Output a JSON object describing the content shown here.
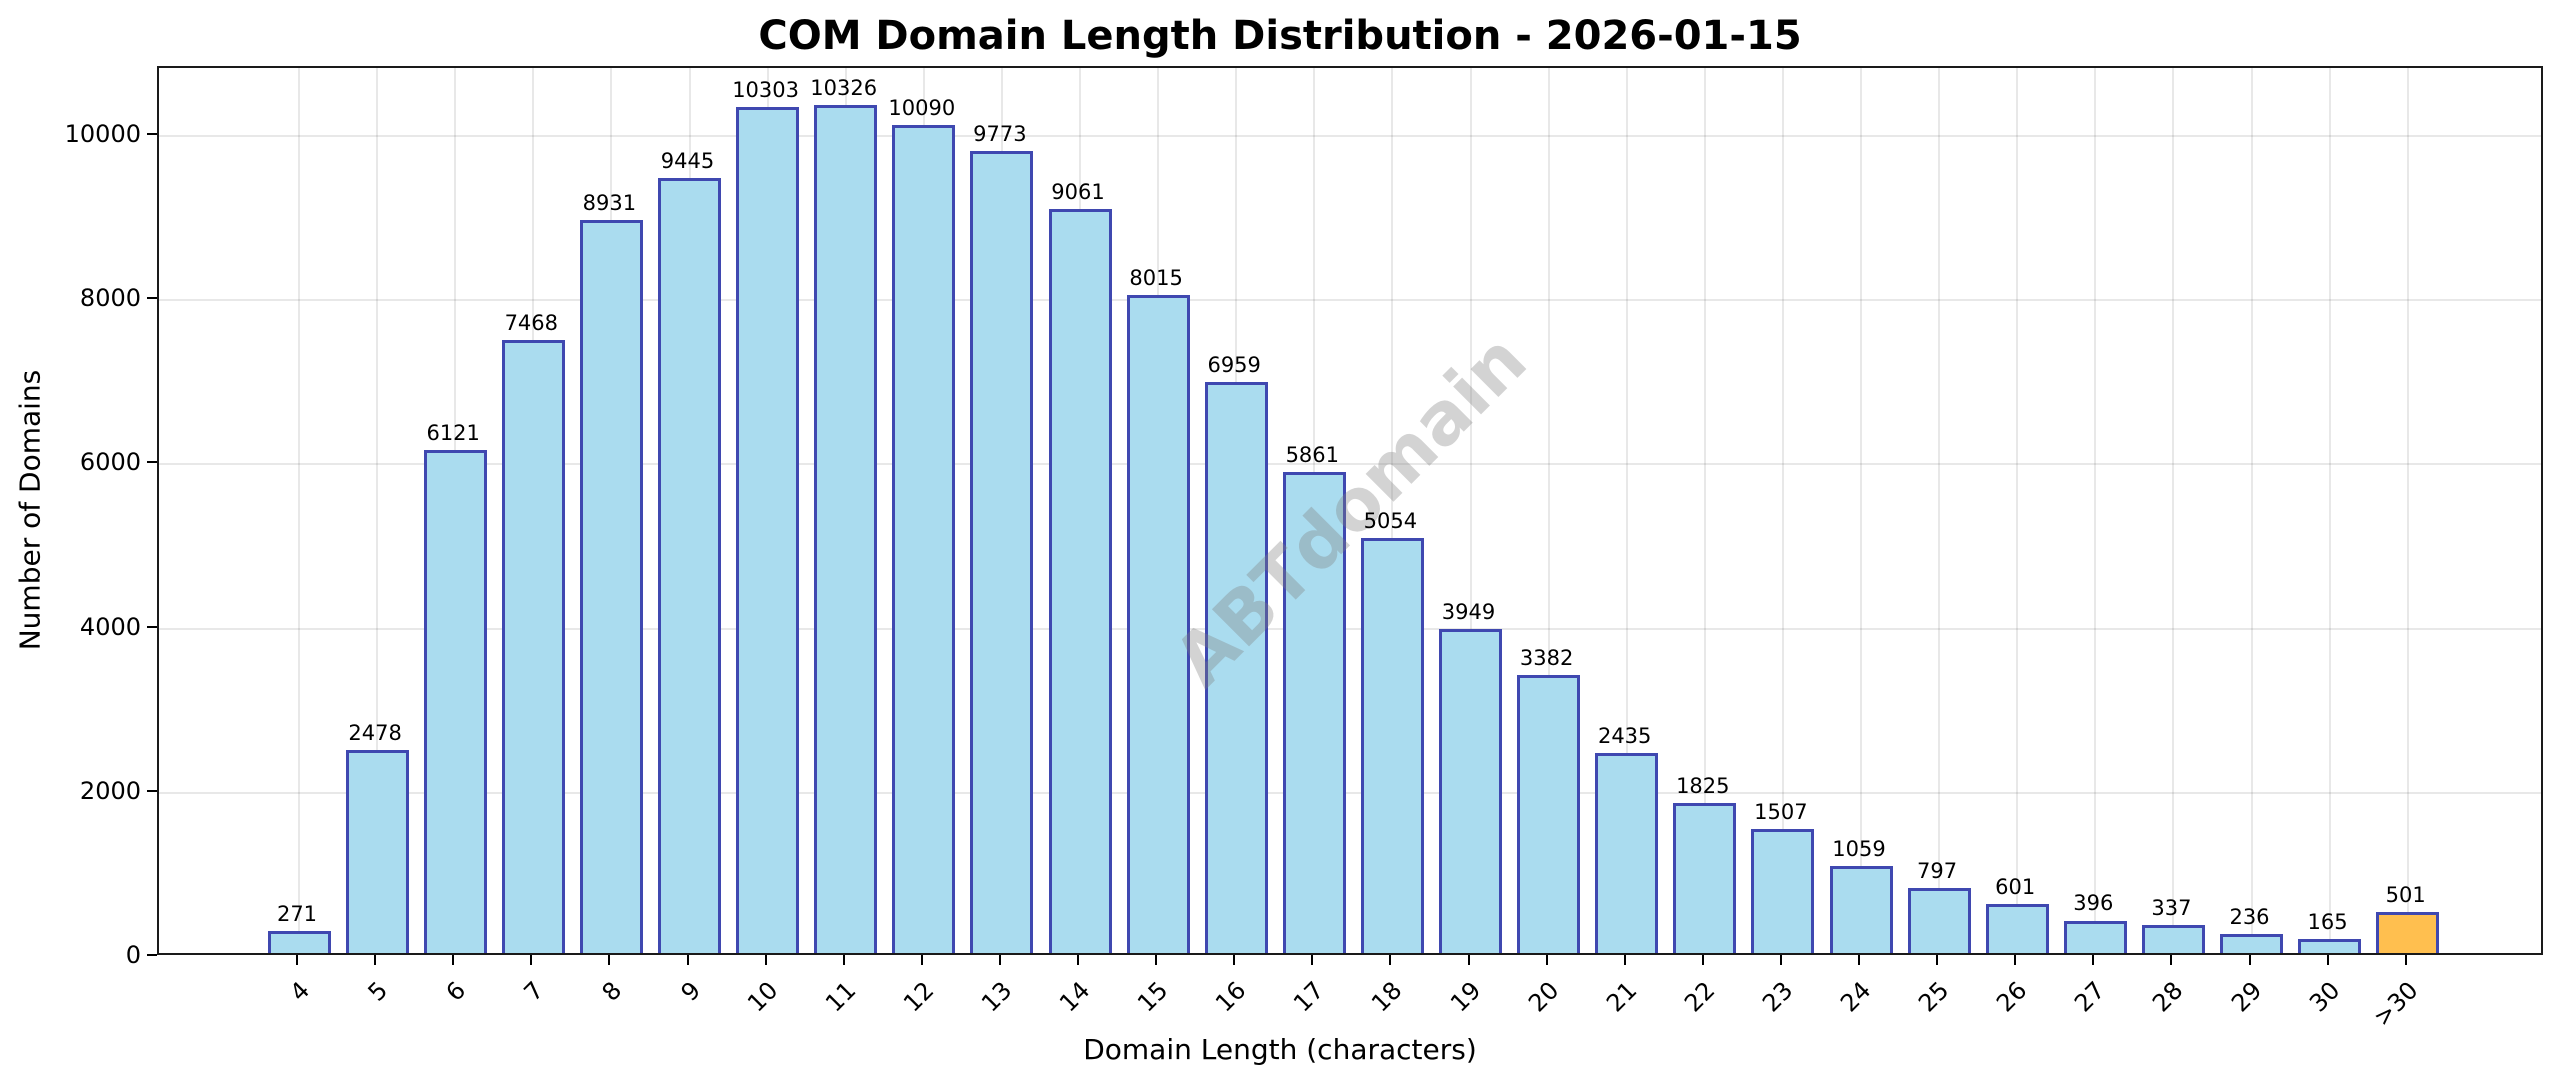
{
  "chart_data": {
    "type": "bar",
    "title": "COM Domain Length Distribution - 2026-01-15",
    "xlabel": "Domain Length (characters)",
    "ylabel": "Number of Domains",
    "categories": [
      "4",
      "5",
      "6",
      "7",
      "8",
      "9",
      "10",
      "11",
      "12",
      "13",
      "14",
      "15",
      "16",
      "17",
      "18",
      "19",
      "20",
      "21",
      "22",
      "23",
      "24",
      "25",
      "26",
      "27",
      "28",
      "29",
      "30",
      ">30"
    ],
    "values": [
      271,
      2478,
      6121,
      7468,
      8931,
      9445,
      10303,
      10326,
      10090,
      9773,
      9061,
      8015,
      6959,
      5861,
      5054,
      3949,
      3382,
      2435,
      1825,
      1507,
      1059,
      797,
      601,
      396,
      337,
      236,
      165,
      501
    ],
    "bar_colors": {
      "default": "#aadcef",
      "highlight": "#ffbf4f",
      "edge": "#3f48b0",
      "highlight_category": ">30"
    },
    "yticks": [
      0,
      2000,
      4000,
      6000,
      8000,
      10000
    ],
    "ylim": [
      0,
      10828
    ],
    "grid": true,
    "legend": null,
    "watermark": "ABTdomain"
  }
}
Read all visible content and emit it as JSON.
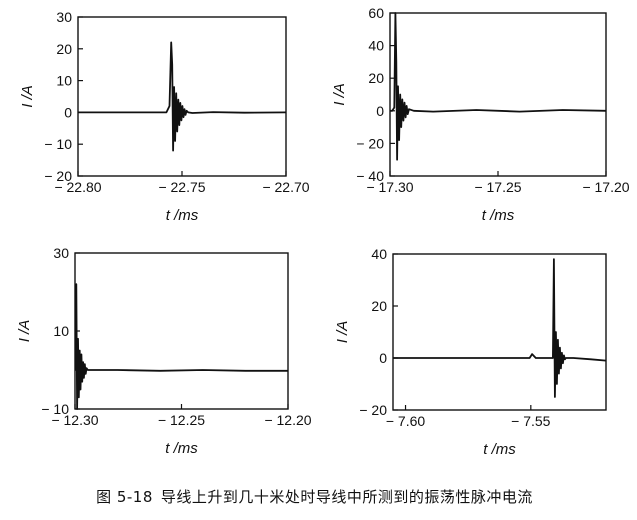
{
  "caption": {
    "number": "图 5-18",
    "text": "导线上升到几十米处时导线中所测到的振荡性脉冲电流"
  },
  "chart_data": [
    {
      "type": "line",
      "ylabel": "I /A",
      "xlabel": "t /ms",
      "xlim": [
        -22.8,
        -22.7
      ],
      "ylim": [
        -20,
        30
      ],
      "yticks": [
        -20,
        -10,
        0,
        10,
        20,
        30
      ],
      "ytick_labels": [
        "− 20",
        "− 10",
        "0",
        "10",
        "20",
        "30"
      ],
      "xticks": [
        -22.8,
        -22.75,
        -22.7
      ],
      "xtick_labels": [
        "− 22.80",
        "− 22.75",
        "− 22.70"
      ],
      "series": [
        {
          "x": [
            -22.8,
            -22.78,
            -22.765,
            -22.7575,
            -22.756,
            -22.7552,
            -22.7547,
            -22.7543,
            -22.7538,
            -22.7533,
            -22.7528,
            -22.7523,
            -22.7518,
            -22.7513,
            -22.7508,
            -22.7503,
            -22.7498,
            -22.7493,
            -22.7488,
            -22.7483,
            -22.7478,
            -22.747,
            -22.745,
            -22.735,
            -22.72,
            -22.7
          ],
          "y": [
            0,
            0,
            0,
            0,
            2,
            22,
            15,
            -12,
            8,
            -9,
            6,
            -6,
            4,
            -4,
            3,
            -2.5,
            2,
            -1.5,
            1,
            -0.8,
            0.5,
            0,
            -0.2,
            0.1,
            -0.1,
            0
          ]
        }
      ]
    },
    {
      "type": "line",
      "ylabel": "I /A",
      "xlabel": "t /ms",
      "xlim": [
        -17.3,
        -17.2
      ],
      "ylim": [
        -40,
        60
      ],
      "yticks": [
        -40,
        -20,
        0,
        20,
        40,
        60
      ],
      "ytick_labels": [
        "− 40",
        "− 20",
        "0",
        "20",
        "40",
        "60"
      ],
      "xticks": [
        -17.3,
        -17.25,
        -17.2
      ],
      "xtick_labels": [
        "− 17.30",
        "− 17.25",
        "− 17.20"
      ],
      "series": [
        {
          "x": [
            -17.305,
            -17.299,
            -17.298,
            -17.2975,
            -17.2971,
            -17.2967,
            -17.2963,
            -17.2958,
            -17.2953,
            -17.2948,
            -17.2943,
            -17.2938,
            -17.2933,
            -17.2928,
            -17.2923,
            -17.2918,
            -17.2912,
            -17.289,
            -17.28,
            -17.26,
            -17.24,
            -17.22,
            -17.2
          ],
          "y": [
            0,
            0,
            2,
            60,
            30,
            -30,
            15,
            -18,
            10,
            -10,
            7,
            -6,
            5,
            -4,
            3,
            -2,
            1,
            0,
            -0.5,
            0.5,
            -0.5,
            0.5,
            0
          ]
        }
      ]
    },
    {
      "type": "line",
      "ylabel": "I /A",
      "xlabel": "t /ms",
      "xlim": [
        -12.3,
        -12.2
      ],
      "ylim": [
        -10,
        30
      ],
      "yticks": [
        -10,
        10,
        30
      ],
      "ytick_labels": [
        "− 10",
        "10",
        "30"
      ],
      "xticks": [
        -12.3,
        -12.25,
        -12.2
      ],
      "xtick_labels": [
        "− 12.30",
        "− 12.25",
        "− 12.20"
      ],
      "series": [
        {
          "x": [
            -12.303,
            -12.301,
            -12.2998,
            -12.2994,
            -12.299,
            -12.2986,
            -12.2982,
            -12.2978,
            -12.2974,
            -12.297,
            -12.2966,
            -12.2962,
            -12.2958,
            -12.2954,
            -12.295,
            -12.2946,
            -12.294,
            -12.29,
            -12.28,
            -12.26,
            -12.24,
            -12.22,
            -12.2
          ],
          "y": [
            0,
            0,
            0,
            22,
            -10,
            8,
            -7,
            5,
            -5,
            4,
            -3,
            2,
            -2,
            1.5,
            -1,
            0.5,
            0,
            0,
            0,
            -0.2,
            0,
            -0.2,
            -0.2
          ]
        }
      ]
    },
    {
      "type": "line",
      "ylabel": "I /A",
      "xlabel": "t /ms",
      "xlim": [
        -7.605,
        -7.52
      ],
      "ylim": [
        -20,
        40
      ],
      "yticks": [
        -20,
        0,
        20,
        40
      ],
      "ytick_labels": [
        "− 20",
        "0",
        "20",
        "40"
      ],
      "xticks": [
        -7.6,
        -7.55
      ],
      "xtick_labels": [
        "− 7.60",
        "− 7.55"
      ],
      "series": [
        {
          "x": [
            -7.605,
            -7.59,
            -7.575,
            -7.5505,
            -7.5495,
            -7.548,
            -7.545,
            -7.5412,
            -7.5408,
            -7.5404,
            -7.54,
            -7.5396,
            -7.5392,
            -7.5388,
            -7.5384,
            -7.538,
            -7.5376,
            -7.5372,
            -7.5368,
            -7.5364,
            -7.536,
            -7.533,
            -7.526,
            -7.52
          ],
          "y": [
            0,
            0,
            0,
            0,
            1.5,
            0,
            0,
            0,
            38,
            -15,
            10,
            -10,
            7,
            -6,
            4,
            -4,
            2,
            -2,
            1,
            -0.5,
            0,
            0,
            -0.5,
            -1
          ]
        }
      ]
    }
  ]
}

━━━━━━━━

# [BRIEF]
Using the records above, retype everything exactly except the pictures.

# [RESULT FOR THIS EXERCISE]
Output a JSON object describing the content shown here.
{
  "chart_data": {
    "type": "bar",
    "title": "COM Domain Length Distribution - 2026-01-15",
    "xlabel": "Domain Length (characters)",
    "ylabel": "Number of Domains",
    "categories": [
      "4",
      "5",
      "6",
      "7",
      "8",
      "9",
      "10",
      "11",
      "12",
      "13",
      "14",
      "15",
      "16",
      "17",
      "18",
      "19",
      "20",
      "21",
      "22",
      "23",
      "24",
      "25",
      "26",
      "27",
      "28",
      "29",
      "30",
      ">30"
    ],
    "values": [
      271,
      2478,
      6121,
      7468,
      8931,
      9445,
      10303,
      10326,
      10090,
      9773,
      9061,
      8015,
      6959,
      5861,
      5054,
      3949,
      3382,
      2435,
      1825,
      1507,
      1059,
      797,
      601,
      396,
      337,
      236,
      165,
      501
    ],
    "bar_colors": {
      "default": "#aadcef",
      "highlight": "#ffbf4f",
      "edge": "#3f48b0",
      "highlight_category": ">30"
    },
    "yticks": [
      0,
      2000,
      4000,
      6000,
      8000,
      10000
    ],
    "ylim": [
      0,
      10828
    ],
    "grid": true,
    "legend": null,
    "watermark": "ABTdomain"
  }
}
Read all visible content and emit it as JSON.
{
  "caption": {
    "number": "图 5-18",
    "text": "导线上升到几十米处时导线中所测到的振荡性脉冲电流"
  },
  "chart_data": [
    {
      "type": "line",
      "ylabel": "I /A",
      "xlabel": "t /ms",
      "xlim": [
        -22.8,
        -22.7
      ],
      "ylim": [
        -20,
        30
      ],
      "yticks": [
        -20,
        -10,
        0,
        10,
        20,
        30
      ],
      "ytick_labels": [
        "− 20",
        "− 10",
        "0",
        "10",
        "20",
        "30"
      ],
      "xticks": [
        -22.8,
        -22.75,
        -22.7
      ],
      "xtick_labels": [
        "− 22.80",
        "− 22.75",
        "− 22.70"
      ],
      "series": [
        {
          "x": [
            -22.8,
            -22.78,
            -22.765,
            -22.7575,
            -22.756,
            -22.7552,
            -22.7547,
            -22.7543,
            -22.7538,
            -22.7533,
            -22.7528,
            -22.7523,
            -22.7518,
            -22.7513,
            -22.7508,
            -22.7503,
            -22.7498,
            -22.7493,
            -22.7488,
            -22.7483,
            -22.7478,
            -22.747,
            -22.745,
            -22.735,
            -22.72,
            -22.7
          ],
          "y": [
            0,
            0,
            0,
            0,
            2,
            22,
            15,
            -12,
            8,
            -9,
            6,
            -6,
            4,
            -4,
            3,
            -2.5,
            2,
            -1.5,
            1,
            -0.8,
            0.5,
            0,
            -0.2,
            0.1,
            -0.1,
            0
          ]
        }
      ]
    },
    {
      "type": "line",
      "ylabel": "I /A",
      "xlabel": "t /ms",
      "xlim": [
        -17.3,
        -17.2
      ],
      "ylim": [
        -40,
        60
      ],
      "yticks": [
        -40,
        -20,
        0,
        20,
        40,
        60
      ],
      "ytick_labels": [
        "− 40",
        "− 20",
        "0",
        "20",
        "40",
        "60"
      ],
      "xticks": [
        -17.3,
        -17.25,
        -17.2
      ],
      "xtick_labels": [
        "− 17.30",
        "− 17.25",
        "− 17.20"
      ],
      "series": [
        {
          "x": [
            -17.305,
            -17.299,
            -17.298,
            -17.2975,
            -17.2971,
            -17.2967,
            -17.2963,
            -17.2958,
            -17.2953,
            -17.2948,
            -17.2943,
            -17.2938,
            -17.2933,
            -17.2928,
            -17.2923,
            -17.2918,
            -17.2912,
            -17.289,
            -17.28,
            -17.26,
            -17.24,
            -17.22,
            -17.2
          ],
          "y": [
            0,
            0,
            2,
            60,
            30,
            -30,
            15,
            -18,
            10,
            -10,
            7,
            -6,
            5,
            -4,
            3,
            -2,
            1,
            0,
            -0.5,
            0.5,
            -0.5,
            0.5,
            0
          ]
        }
      ]
    },
    {
      "type": "line",
      "ylabel": "I /A",
      "xlabel": "t /ms",
      "xlim": [
        -12.3,
        -12.2
      ],
      "ylim": [
        -10,
        30
      ],
      "yticks": [
        -10,
        10,
        30
      ],
      "ytick_labels": [
        "− 10",
        "10",
        "30"
      ],
      "xticks": [
        -12.3,
        -12.25,
        -12.2
      ],
      "xtick_labels": [
        "− 12.30",
        "− 12.25",
        "− 12.20"
      ],
      "series": [
        {
          "x": [
            -12.303,
            -12.301,
            -12.2998,
            -12.2994,
            -12.299,
            -12.2986,
            -12.2982,
            -12.2978,
            -12.2974,
            -12.297,
            -12.2966,
            -12.2962,
            -12.2958,
            -12.2954,
            -12.295,
            -12.2946,
            -12.294,
            -12.29,
            -12.28,
            -12.26,
            -12.24,
            -12.22,
            -12.2
          ],
          "y": [
            0,
            0,
            0,
            22,
            -10,
            8,
            -7,
            5,
            -5,
            4,
            -3,
            2,
            -2,
            1.5,
            -1,
            0.5,
            0,
            0,
            0,
            -0.2,
            0,
            -0.2,
            -0.2
          ]
        }
      ]
    },
    {
      "type": "line",
      "ylabel": "I /A",
      "xlabel": "t /ms",
      "xlim": [
        -7.605,
        -7.52
      ],
      "ylim": [
        -20,
        40
      ],
      "yticks": [
        -20,
        0,
        20,
        40
      ],
      "ytick_labels": [
        "− 20",
        "0",
        "20",
        "40"
      ],
      "xticks": [
        -7.6,
        -7.55
      ],
      "xtick_labels": [
        "− 7.60",
        "− 7.55"
      ],
      "series": [
        {
          "x": [
            -7.605,
            -7.59,
            -7.575,
            -7.5505,
            -7.5495,
            -7.548,
            -7.545,
            -7.5412,
            -7.5408,
            -7.5404,
            -7.54,
            -7.5396,
            -7.5392,
            -7.5388,
            -7.5384,
            -7.538,
            -7.5376,
            -7.5372,
            -7.5368,
            -7.5364,
            -7.536,
            -7.533,
            -7.526,
            -7.52
          ],
          "y": [
            0,
            0,
            0,
            0,
            1.5,
            0,
            0,
            0,
            38,
            -15,
            10,
            -10,
            7,
            -6,
            4,
            -4,
            2,
            -2,
            1,
            -0.5,
            0,
            0,
            -0.5,
            -1
          ]
        }
      ]
    }
  ]
}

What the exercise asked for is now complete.